▶ **Problem**
The records that follow are to be transcribed in full, without their images.

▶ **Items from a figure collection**
>> begin

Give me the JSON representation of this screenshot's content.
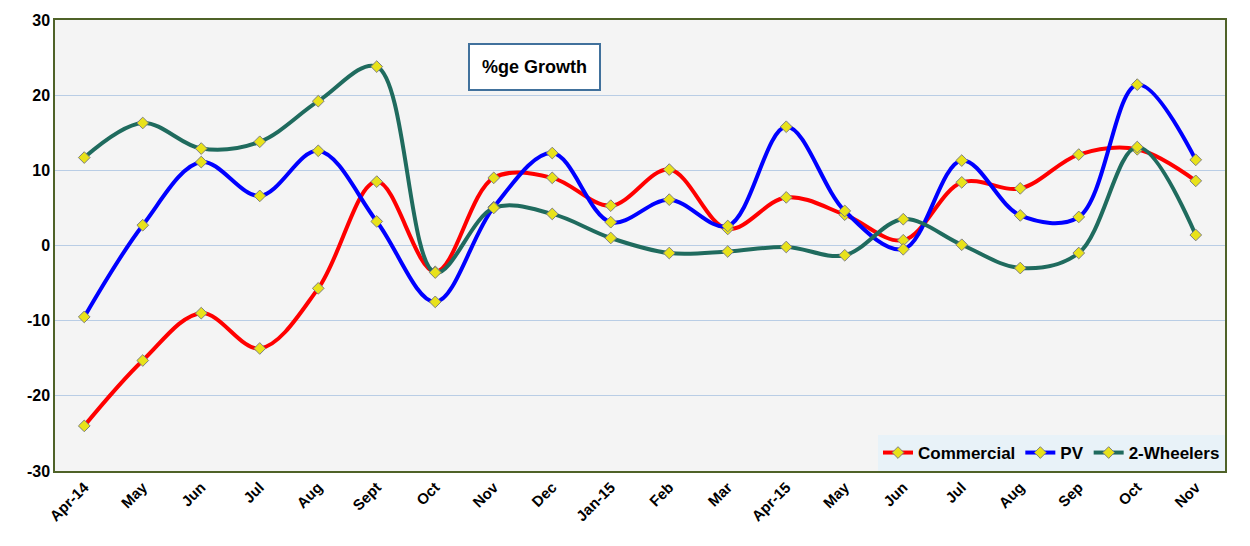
{
  "chart_data": {
    "type": "line",
    "title": "%ge Growth",
    "categories": [
      "Apr-14",
      "May",
      "Jun",
      "Jul",
      "Aug",
      "Sept",
      "Oct",
      "Nov",
      "Dec",
      "Jan-15",
      "Feb",
      "Mar",
      "Apr-15",
      "May",
      "Jun",
      "Jul",
      "Aug",
      "Sep",
      "Oct",
      "Nov"
    ],
    "series": [
      {
        "name": "Commercial",
        "color": "#ff0000",
        "values": [
          -24,
          -15.3,
          -9,
          -13.7,
          -5.7,
          8.5,
          -3.5,
          9,
          9,
          5.3,
          10.1,
          2.2,
          6.4,
          4.1,
          0.7,
          8.4,
          7.6,
          12.1,
          12.8,
          8.6
        ]
      },
      {
        "name": "PV",
        "color": "#0000ff",
        "values": [
          -9.5,
          2.7,
          11.1,
          6.6,
          12.6,
          3.2,
          -7.5,
          5.1,
          12.3,
          3.1,
          6.1,
          2.6,
          15.8,
          4.6,
          -0.5,
          11.3,
          4,
          3.8,
          21.4,
          11.4
        ]
      },
      {
        "name": "2-Wheelers",
        "color": "#1f6b5e",
        "values": [
          11.7,
          16.3,
          12.9,
          13.8,
          19.2,
          23.8,
          -3.6,
          5,
          4.2,
          1,
          -1,
          -0.8,
          -0.2,
          -1.3,
          3.5,
          0.1,
          -3,
          -1,
          13.1,
          1.4
        ]
      }
    ],
    "ylim": [
      -30,
      30
    ],
    "yticks": [
      -30,
      -20,
      -10,
      0,
      10,
      20,
      30
    ],
    "grid": true,
    "legend": "lower right",
    "marker": "diamond"
  }
}
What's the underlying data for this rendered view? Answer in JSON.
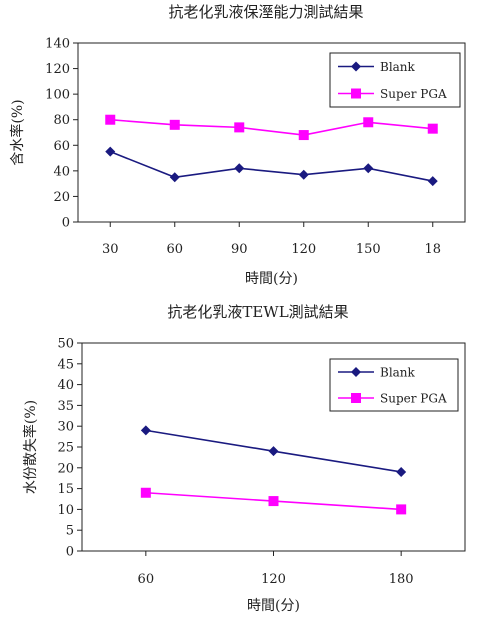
{
  "chart_data": [
    {
      "type": "line",
      "title": "抗老化乳液保溼能力測試結果",
      "xlabel": "時間(分)",
      "ylabel": "含水率(%)",
      "categories": [
        "30",
        "60",
        "90",
        "120",
        "150",
        "18"
      ],
      "ylim": [
        0,
        140
      ],
      "yticks": [
        "0",
        "20",
        "40",
        "60",
        "80",
        "100",
        "120",
        "140"
      ],
      "grid": false,
      "legend_position": "top-right",
      "series": [
        {
          "name": "Blank",
          "values": [
            55,
            35,
            42,
            37,
            42,
            32
          ],
          "color": "#1a1a80",
          "marker": "diamond"
        },
        {
          "name": "Super PGA",
          "values": [
            80,
            76,
            74,
            68,
            78,
            73
          ],
          "color": "#ff00ff",
          "marker": "square"
        }
      ]
    },
    {
      "type": "line",
      "title": "抗老化乳液TEWL測試結果",
      "xlabel": "時間(分)",
      "ylabel": "水份散失率(%)",
      "categories": [
        "60",
        "120",
        "180"
      ],
      "ylim": [
        0,
        50
      ],
      "yticks": [
        "0",
        "5",
        "10",
        "15",
        "20",
        "25",
        "30",
        "35",
        "40",
        "45",
        "50"
      ],
      "grid": false,
      "legend_position": "top-right",
      "series": [
        {
          "name": "Blank",
          "values": [
            29,
            24,
            19
          ],
          "color": "#1a1a80",
          "marker": "diamond"
        },
        {
          "name": "Super PGA",
          "values": [
            14,
            12,
            10
          ],
          "color": "#ff00ff",
          "marker": "square"
        }
      ]
    }
  ]
}
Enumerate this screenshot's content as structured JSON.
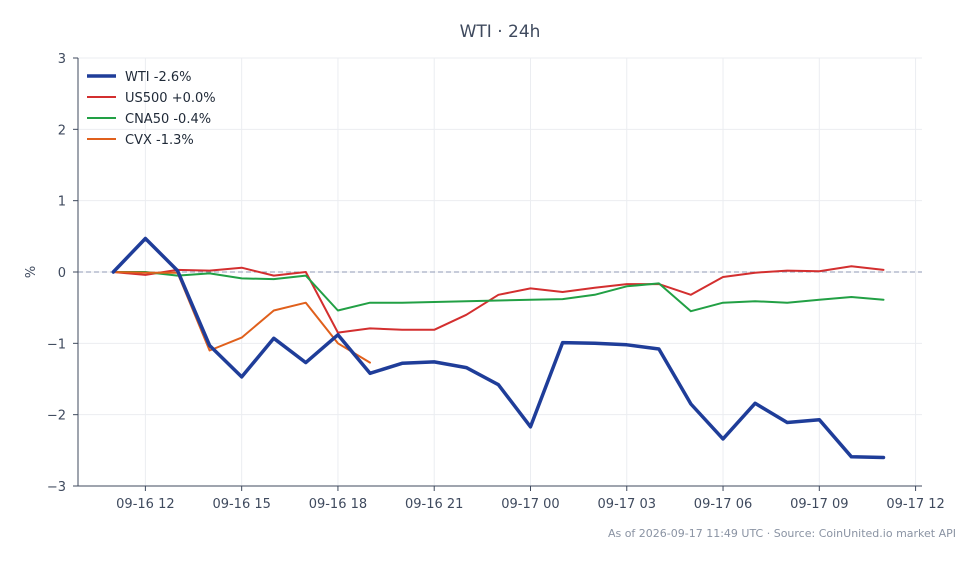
{
  "chart_data": {
    "type": "line",
    "title": "WTI · 24h",
    "ylabel": "%",
    "xlabel": "",
    "ylim": [
      -3,
      3
    ],
    "yticks": [
      -3,
      -2,
      -1,
      0,
      1,
      2,
      3
    ],
    "ytick_labels": [
      "−3",
      "−2",
      "−1",
      "0",
      "1",
      "2",
      "3"
    ],
    "xticks": [
      12,
      15,
      18,
      21,
      24,
      27,
      30,
      33,
      36
    ],
    "xtick_labels": [
      "09-16 12",
      "09-16 15",
      "09-16 18",
      "09-16 21",
      "09-17 00",
      "09-17 03",
      "09-17 06",
      "09-17 09",
      "09-17 12"
    ],
    "x_unit": "hours from 2026-09-16 00:00",
    "grid": true,
    "baseline": 0,
    "legend_position": "top-left",
    "series": [
      {
        "name": "WTI -2.6%",
        "color": "#1f3d99",
        "emphasis": true,
        "x": [
          11,
          12,
          13,
          14,
          15,
          16,
          17,
          18,
          19,
          20,
          21,
          22,
          23,
          24,
          25,
          26,
          27,
          28,
          29,
          30,
          31,
          32,
          33,
          34,
          35
        ],
        "values": [
          0.0,
          0.47,
          0.02,
          -1.03,
          -1.47,
          -0.93,
          -1.27,
          -0.88,
          -1.42,
          -1.28,
          -1.26,
          -1.34,
          -1.58,
          -2.17,
          -0.99,
          -1.0,
          -1.02,
          -1.08,
          -1.85,
          -2.34,
          -1.84,
          -2.11,
          -2.07,
          -2.59,
          -2.6
        ]
      },
      {
        "name": "US500 +0.0%",
        "color": "#d32f2f",
        "x": [
          11,
          12,
          13,
          14,
          15,
          16,
          17,
          18,
          19,
          20,
          21,
          22,
          23,
          24,
          25,
          26,
          27,
          28,
          29,
          30,
          31,
          32,
          33,
          34,
          35
        ],
        "values": [
          0.0,
          -0.04,
          0.03,
          0.02,
          0.06,
          -0.05,
          0.0,
          -0.85,
          -0.79,
          -0.81,
          -0.81,
          -0.6,
          -0.32,
          -0.23,
          -0.28,
          -0.22,
          -0.17,
          -0.17,
          -0.32,
          -0.07,
          -0.01,
          0.02,
          0.01,
          0.08,
          0.03
        ]
      },
      {
        "name": "CNA50 -0.4%",
        "color": "#22a045",
        "x": [
          11,
          12,
          13,
          14,
          15,
          16,
          17,
          18,
          19,
          20,
          21,
          22,
          23,
          24,
          25,
          26,
          27,
          28,
          29,
          30,
          31,
          32,
          33,
          34,
          35
        ],
        "values": [
          0.0,
          0.0,
          -0.05,
          -0.02,
          -0.09,
          -0.1,
          -0.05,
          -0.54,
          -0.43,
          -0.43,
          -0.42,
          -0.41,
          -0.4,
          -0.39,
          -0.38,
          -0.32,
          -0.2,
          -0.16,
          -0.55,
          -0.43,
          -0.41,
          -0.43,
          -0.39,
          -0.35,
          -0.39
        ]
      },
      {
        "name": "CVX -1.3%",
        "color": "#e0601c",
        "x": [
          11,
          12,
          13,
          14,
          15,
          16,
          17,
          18,
          19
        ],
        "values": [
          0.0,
          -0.01,
          -0.01,
          -1.1,
          -0.92,
          -0.54,
          -0.43,
          -1.0,
          -1.27
        ]
      }
    ]
  },
  "footer": {
    "text": "As of 2026-09-17 11:49 UTC · Source: CoinUnited.io market API"
  }
}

>> end

▶ **Written answer**
Give me the JSON representation of this screenshot's content.
{
  "chart_data": {
    "type": "line",
    "title": "%ge Growth",
    "categories": [
      "Apr-14",
      "May",
      "Jun",
      "Jul",
      "Aug",
      "Sept",
      "Oct",
      "Nov",
      "Dec",
      "Jan-15",
      "Feb",
      "Mar",
      "Apr-15",
      "May",
      "Jun",
      "Jul",
      "Aug",
      "Sep",
      "Oct",
      "Nov"
    ],
    "series": [
      {
        "name": "Commercial",
        "color": "#ff0000",
        "values": [
          -24,
          -15.3,
          -9,
          -13.7,
          -5.7,
          8.5,
          -3.5,
          9,
          9,
          5.3,
          10.1,
          2.2,
          6.4,
          4.1,
          0.7,
          8.4,
          7.6,
          12.1,
          12.8,
          8.6
        ]
      },
      {
        "name": "PV",
        "color": "#0000ff",
        "values": [
          -9.5,
          2.7,
          11.1,
          6.6,
          12.6,
          3.2,
          -7.5,
          5.1,
          12.3,
          3.1,
          6.1,
          2.6,
          15.8,
          4.6,
          -0.5,
          11.3,
          4,
          3.8,
          21.4,
          11.4
        ]
      },
      {
        "name": "2-Wheelers",
        "color": "#1f6b5e",
        "values": [
          11.7,
          16.3,
          12.9,
          13.8,
          19.2,
          23.8,
          -3.6,
          5,
          4.2,
          1,
          -1,
          -0.8,
          -0.2,
          -1.3,
          3.5,
          0.1,
          -3,
          -1,
          13.1,
          1.4
        ]
      }
    ],
    "ylim": [
      -30,
      30
    ],
    "yticks": [
      -30,
      -20,
      -10,
      0,
      10,
      20,
      30
    ],
    "grid": true,
    "legend": "lower right",
    "marker": "diamond"
  }
}
What's the underlying data for this rendered view? Answer in JSON.
{
  "chart_data": [
    {
      "type": "line",
      "title": "抗老化乳液保溼能力測試結果",
      "xlabel": "時間(分)",
      "ylabel": "含水率(%)",
      "categories": [
        "30",
        "60",
        "90",
        "120",
        "150",
        "18"
      ],
      "ylim": [
        0,
        140
      ],
      "yticks": [
        "0",
        "20",
        "40",
        "60",
        "80",
        "100",
        "120",
        "140"
      ],
      "grid": false,
      "legend_position": "top-right",
      "series": [
        {
          "name": "Blank",
          "values": [
            55,
            35,
            42,
            37,
            42,
            32
          ],
          "color": "#1a1a80",
          "marker": "diamond"
        },
        {
          "name": "Super PGA",
          "values": [
            80,
            76,
            74,
            68,
            78,
            73
          ],
          "color": "#ff00ff",
          "marker": "square"
        }
      ]
    },
    {
      "type": "line",
      "title": "抗老化乳液TEWL測試結果",
      "xlabel": "時間(分)",
      "ylabel": "水份散失率(%)",
      "categories": [
        "60",
        "120",
        "180"
      ],
      "ylim": [
        0,
        50
      ],
      "yticks": [
        "0",
        "5",
        "10",
        "15",
        "20",
        "25",
        "30",
        "35",
        "40",
        "45",
        "50"
      ],
      "grid": false,
      "legend_position": "top-right",
      "series": [
        {
          "name": "Blank",
          "values": [
            29,
            24,
            19
          ],
          "color": "#1a1a80",
          "marker": "diamond"
        },
        {
          "name": "Super PGA",
          "values": [
            14,
            12,
            10
          ],
          "color": "#ff00ff",
          "marker": "square"
        }
      ]
    }
  ]
}
Enumerate this screenshot's content as structured JSON.
{
  "chart_data": {
    "type": "line",
    "title": "WTI · 24h",
    "ylabel": "%",
    "xlabel": "",
    "ylim": [
      -3,
      3
    ],
    "yticks": [
      -3,
      -2,
      -1,
      0,
      1,
      2,
      3
    ],
    "ytick_labels": [
      "−3",
      "−2",
      "−1",
      "0",
      "1",
      "2",
      "3"
    ],
    "xticks": [
      12,
      15,
      18,
      21,
      24,
      27,
      30,
      33,
      36
    ],
    "xtick_labels": [
      "09-16 12",
      "09-16 15",
      "09-16 18",
      "09-16 21",
      "09-17 00",
      "09-17 03",
      "09-17 06",
      "09-17 09",
      "09-17 12"
    ],
    "x_unit": "hours from 2026-09-16 00:00",
    "grid": true,
    "baseline": 0,
    "legend_position": "top-left",
    "series": [
      {
        "name": "WTI -2.6%",
        "color": "#1f3d99",
        "emphasis": true,
        "x": [
          11,
          12,
          13,
          14,
          15,
          16,
          17,
          18,
          19,
          20,
          21,
          22,
          23,
          24,
          25,
          26,
          27,
          28,
          29,
          30,
          31,
          32,
          33,
          34,
          35
        ],
        "values": [
          0.0,
          0.47,
          0.02,
          -1.03,
          -1.47,
          -0.93,
          -1.27,
          -0.88,
          -1.42,
          -1.28,
          -1.26,
          -1.34,
          -1.58,
          -2.17,
          -0.99,
          -1.0,
          -1.02,
          -1.08,
          -1.85,
          -2.34,
          -1.84,
          -2.11,
          -2.07,
          -2.59,
          -2.6
        ]
      },
      {
        "name": "US500 +0.0%",
        "color": "#d32f2f",
        "x": [
          11,
          12,
          13,
          14,
          15,
          16,
          17,
          18,
          19,
          20,
          21,
          22,
          23,
          24,
          25,
          26,
          27,
          28,
          29,
          30,
          31,
          32,
          33,
          34,
          35
        ],
        "values": [
          0.0,
          -0.04,
          0.03,
          0.02,
          0.06,
          -0.05,
          0.0,
          -0.85,
          -0.79,
          -0.81,
          -0.81,
          -0.6,
          -0.32,
          -0.23,
          -0.28,
          -0.22,
          -0.17,
          -0.17,
          -0.32,
          -0.07,
          -0.01,
          0.02,
          0.01,
          0.08,
          0.03
        ]
      },
      {
        "name": "CNA50 -0.4%",
        "color": "#22a045",
        "x": [
          11,
          12,
          13,
          14,
          15,
          16,
          17,
          18,
          19,
          20,
          21,
          22,
          23,
          24,
          25,
          26,
          27,
          28,
          29,
          30,
          31,
          32,
          33,
          34,
          35
        ],
        "values": [
          0.0,
          0.0,
          -0.05,
          -0.02,
          -0.09,
          -0.1,
          -0.05,
          -0.54,
          -0.43,
          -0.43,
          -0.42,
          -0.41,
          -0.4,
          -0.39,
          -0.38,
          -0.32,
          -0.2,
          -0.16,
          -0.55,
          -0.43,
          -0.41,
          -0.43,
          -0.39,
          -0.35,
          -0.39
        ]
      },
      {
        "name": "CVX -1.3%",
        "color": "#e0601c",
        "x": [
          11,
          12,
          13,
          14,
          15,
          16,
          17,
          18,
          19
        ],
        "values": [
          0.0,
          -0.01,
          -0.01,
          -1.1,
          -0.92,
          -0.54,
          -0.43,
          -1.0,
          -1.27
        ]
      }
    ]
  },
  "footer": {
    "text": "As of 2026-09-17 11:49 UTC · Source: CoinUnited.io market API"
  }
}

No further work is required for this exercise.